PROBLEM DESCRIPTION — Look through the data below and say how many of its lines contain "accel", adding nothing else.

DATA SHOWN —
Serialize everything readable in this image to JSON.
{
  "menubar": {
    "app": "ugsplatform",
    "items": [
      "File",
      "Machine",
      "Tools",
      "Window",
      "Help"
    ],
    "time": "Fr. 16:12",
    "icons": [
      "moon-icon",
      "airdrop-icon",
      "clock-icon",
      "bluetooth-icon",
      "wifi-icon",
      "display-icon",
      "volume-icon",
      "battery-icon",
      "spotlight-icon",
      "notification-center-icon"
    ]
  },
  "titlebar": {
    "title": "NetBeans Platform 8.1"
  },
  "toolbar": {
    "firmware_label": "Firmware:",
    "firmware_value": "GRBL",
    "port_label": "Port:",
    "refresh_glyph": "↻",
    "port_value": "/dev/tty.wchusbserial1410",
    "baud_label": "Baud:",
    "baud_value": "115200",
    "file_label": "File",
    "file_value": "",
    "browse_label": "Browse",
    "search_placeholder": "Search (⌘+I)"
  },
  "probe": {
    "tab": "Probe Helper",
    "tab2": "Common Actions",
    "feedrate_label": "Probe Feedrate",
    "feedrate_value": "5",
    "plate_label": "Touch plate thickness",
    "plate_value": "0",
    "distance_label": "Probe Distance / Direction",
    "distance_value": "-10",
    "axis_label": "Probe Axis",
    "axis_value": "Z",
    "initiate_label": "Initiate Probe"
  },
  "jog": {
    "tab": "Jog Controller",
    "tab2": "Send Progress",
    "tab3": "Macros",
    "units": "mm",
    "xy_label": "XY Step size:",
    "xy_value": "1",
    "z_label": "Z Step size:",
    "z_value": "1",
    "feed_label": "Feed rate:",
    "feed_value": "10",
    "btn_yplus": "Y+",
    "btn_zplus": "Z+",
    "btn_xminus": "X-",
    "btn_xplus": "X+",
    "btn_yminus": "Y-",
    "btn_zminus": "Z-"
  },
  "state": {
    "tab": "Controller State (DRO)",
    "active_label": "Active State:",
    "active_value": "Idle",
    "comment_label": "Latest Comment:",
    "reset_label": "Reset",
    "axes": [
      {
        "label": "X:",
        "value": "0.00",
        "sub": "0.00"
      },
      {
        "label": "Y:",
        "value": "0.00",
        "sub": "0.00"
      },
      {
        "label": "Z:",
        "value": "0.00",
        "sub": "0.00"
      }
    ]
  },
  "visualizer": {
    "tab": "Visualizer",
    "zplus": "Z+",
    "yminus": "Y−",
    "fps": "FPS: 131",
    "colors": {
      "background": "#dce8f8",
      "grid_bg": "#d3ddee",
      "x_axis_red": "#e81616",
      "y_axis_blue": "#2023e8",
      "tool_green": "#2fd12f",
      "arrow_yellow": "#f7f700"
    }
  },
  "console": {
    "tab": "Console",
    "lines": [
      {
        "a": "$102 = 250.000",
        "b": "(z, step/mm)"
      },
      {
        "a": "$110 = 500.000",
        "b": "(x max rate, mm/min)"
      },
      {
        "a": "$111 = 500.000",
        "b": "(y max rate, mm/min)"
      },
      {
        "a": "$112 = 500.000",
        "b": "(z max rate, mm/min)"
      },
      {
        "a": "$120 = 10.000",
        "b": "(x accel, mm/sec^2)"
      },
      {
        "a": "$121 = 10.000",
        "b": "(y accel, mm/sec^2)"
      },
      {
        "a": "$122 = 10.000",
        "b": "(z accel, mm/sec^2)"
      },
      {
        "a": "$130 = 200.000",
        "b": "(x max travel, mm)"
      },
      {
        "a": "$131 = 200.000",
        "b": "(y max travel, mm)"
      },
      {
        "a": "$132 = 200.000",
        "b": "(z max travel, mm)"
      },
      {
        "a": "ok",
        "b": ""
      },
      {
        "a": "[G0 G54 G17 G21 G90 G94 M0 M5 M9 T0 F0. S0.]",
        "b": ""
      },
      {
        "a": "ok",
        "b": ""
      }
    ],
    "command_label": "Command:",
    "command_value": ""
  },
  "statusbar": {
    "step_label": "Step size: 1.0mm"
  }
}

--

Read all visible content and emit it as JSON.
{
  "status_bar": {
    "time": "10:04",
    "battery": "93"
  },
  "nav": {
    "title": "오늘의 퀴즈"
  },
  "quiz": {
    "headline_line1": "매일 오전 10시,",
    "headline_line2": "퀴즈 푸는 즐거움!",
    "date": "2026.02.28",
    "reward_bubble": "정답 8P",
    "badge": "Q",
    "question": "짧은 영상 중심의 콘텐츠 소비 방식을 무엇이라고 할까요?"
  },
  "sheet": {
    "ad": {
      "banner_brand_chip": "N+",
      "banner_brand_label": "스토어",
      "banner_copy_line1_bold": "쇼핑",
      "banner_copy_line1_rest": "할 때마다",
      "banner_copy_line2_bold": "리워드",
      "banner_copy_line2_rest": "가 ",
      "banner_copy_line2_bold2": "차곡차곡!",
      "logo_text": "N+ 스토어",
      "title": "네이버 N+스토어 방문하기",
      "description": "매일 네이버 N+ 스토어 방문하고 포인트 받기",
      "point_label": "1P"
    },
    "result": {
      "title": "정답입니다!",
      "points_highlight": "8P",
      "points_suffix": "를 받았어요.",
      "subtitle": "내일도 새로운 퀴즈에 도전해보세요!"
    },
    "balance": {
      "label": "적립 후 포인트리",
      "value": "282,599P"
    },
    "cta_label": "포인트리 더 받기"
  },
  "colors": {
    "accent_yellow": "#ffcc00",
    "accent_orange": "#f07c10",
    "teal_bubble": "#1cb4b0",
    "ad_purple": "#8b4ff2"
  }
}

TASK RESPONSE — 3